-- GIVEN TEXT follows --

Target identification and validation is an essential part of drug discovery process. Large scale in vivo phenotypic screening has been pursued to accelerate therapeutic target identification and validation [Citation1]. Such an approach requires the development of highly efficient in vivo gene delivery method. Hydrodynamic tail vein injection (HTV) as an in vivo gene delivery method for direct phenotypic screening in animal models for the purpose of target identification and validation has been described previously [Citation1]. While HTV has the advantages of low cost and high throughput, it also has a number of limitations. For example, HTV usually results in a relatively short duration of expression; for about one-third of the constructs tested, target of interest (TOI) expression dropped significantly 2 weeks after injection. Other limitations include low expression levels for some targets, liver targeting only with unknown percentage of hepatocytes receiving plasmid DNA, and acute injury to the liver [Citation1]. These limitations may result in a significant number of false negatives. They also make it difficult to study membrane proteins, especially when it is desired to target tissues other than liver.
In contrast, adeno-associated virus (AAV) vector-mediated gene delivery may overcome some of these limitations associated with HTV. AAV is a small single-stranded DNA virus. Vectors based on AAV have been used as gene delivery vehicle in both preclinical and clinical studies [Citation2]. Multiple AAV serotypes have been isolated from human and nonhuman primates. To date, 13 distinct AAV serotypes have been developed that show different tissue tropisms in animal models. More selective tissue delivery could be further achieved by a combination of AAV serotypes, promoter selected to drive TOI expression, miRNA-mediated regulation of TOI expression [Citation3], and route of administration. In order to utilize AAV as a large-scale in vivo phenotypic screening gene delivery method, high-throughput production of AAV is highly desirable. However, most AAV production is carried out by transient transfection into adherent human embryonic kidney (HEK) 293T cells and its scalability is limited. Recently, AAV production in scalable suspension-adapted HEK293T cells has been described [Citation4]. Purification of AAV is also a bottleneck for scalable manufacturing. This is especially true for the AAV vectors discovered in recent years, whose ligands are either unknown or not available for affinity purification. Combinations of ion-exchange and molecular sieve columns have been employed to overcome these limitations, but they require multiple chromatography steps with buffer exchanges in between [Citation5]. Therefore, we also developed scalable automated affinity column chromatography purification methods for several AAV serotypes [Citation6]. The combination of AAV production in suspension-adapted HEK293T followed by automated affinity chromatography purification enabled the utility of AAV as a gene delivery method for in vivo phenotypic screening and target validation at a large scale.

-- GIVEN TEXT concluded --

● ABOUT THIS TASK
Continue the passage on AAV gene delivery for in vivo target screening, starting after its final sentence.

-- INFORMATION SUPPLIED follows --

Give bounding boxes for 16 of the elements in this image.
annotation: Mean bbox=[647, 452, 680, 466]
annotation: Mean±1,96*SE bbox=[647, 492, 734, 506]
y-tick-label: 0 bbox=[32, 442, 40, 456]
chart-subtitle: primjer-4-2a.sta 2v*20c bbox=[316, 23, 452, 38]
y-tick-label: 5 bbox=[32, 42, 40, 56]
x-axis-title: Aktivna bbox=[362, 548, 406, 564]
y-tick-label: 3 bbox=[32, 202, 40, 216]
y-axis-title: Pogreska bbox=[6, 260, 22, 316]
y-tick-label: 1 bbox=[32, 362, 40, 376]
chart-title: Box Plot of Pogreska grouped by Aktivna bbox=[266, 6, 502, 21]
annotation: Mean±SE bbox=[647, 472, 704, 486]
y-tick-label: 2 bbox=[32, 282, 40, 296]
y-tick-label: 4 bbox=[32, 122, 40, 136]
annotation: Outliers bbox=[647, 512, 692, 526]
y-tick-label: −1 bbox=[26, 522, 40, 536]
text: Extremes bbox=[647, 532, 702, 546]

-- INFORMATION SUPPLIED concluded --

● RESPONSE TO THE TASK
While the generation of AAV is still more resource demanding than HTV and the packing capacity of AAV vector also limits the size of the gene that can be delivered, overall, AAV vector-mediated gene delivery complements many of the limitations associated with HTV. Some of its advantages include:
The duration of expression is sustained (we have observed expression that lasts at least a year, unpublished observations). This not only allows the assessment of efficacy of the TOI, but also allows assessment of any potential undesirable effects of the TOI, providing valuable safety readouts of novel targets early in the drug development process. In most applications, AAV can also replace the need for transgenic animals.
High levels of TOI expression can be achieved, and the expression levels are more precisely titratable than with HTV by injecting different amounts of AAV particles [Citation7].
The high transduction efficiency in liver and in multiple tissues, allowing greater than 95% of parenchymal cells to express TOI, expands the ability to study not only secreted proteins but also transmembrane proteins.
AAV-mediated sustained TOI expression in mouse or rat allows creation of animal models that can be used for screening of therapeutic candidates.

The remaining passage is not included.